» **MATERIAL FOR THE TASK**:
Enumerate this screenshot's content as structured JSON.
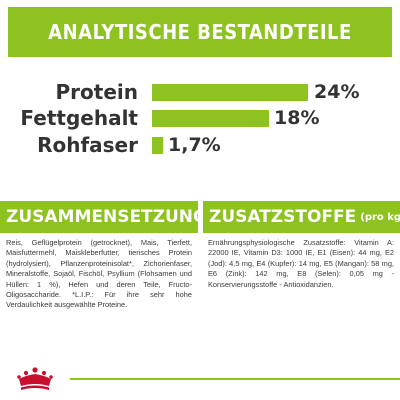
{
  "banner": {
    "title": "ANALYTISCHE BESTANDTEILE"
  },
  "analysis": [
    {
      "label": "Protein",
      "value": "24%",
      "percent": 24
    },
    {
      "label": "Fettgehalt",
      "value": "18%",
      "percent": 18
    },
    {
      "label": "Rohfaser",
      "value": "1,7%",
      "percent": 1.7
    }
  ],
  "composition": {
    "title": "ZUSAMMENSETZUNG",
    "text": "Reis, Geflügelprotein (getrocknet), Mais, Tierfett, Maisfuttermehl, Maiskleberfutter, tierisches Protein (hydrolysiert), Pflanzenproteinisolat*, Zichorienfaser, Mineralstoffe, Sojaöl, Fischöl, Psyllium (Flohsamen und Hüllen: 1 %), Hefen und deren Teile, Fructo-Oligosaccharide. *L.I.P.: Für ihre sehr hohe Verdaulichkeit ausgewählte Proteine."
  },
  "additives": {
    "title": "ZUSATZSTOFFE",
    "unit": "(pro kg)",
    "text": "Ernährungsphysiologische Zusatzstoffe: Vitamin A: 22000 IE, Vitamin D3: 1000 IE, E1 (Eisen): 44 mg, E2 (Jod): 4,5 mg, E4 (Kupfer): 14 mg, E5 (Mangan): 58 mg, E6 (Zink): 142 mg, E8 (Selen): 0,05 mg - Konservierungsstoffe - Antioxidanzien."
  },
  "colors": {
    "accent": "#8dc21f",
    "logo": "#c8102e"
  },
  "icons": {
    "logo": "crown-logo-icon"
  }
}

» **AIM OF THE TASK**: Wherever a line holds the word "text", copy that line out of the entries above.

» **ANSWER TO THIS EXERCISE**:
    "text": "Reis, Geflügelprotein (getrocknet), Mais, Tierfett, Maisfuttermehl, Maiskleberfutter, tierisches Protein (hydrolysiert), Pflanzenproteinisolat*, Zichorienfaser, Mineralstoffe, Sojaöl, Fischöl, Psyllium (Flohsamen und Hüllen: 1 %), Hefen und deren Teile, Fructo-Oligosaccharide. *L.I.P.: Für ihre sehr hohe Verdaulichkeit ausgewählte Proteine."
    "text": "Ernährungsphysiologische Zusatzstoffe: Vitamin A: 22000 IE, Vitamin D3: 1000 IE, E1 (Eisen): 44 mg, E2 (Jod): 4,5 mg, E4 (Kupfer): 14 mg, E5 (Mangan): 58 mg, E6 (Zink): 142 mg, E8 (Selen): 0,05 mg - Konservierungsstoffe - Antioxidanzien."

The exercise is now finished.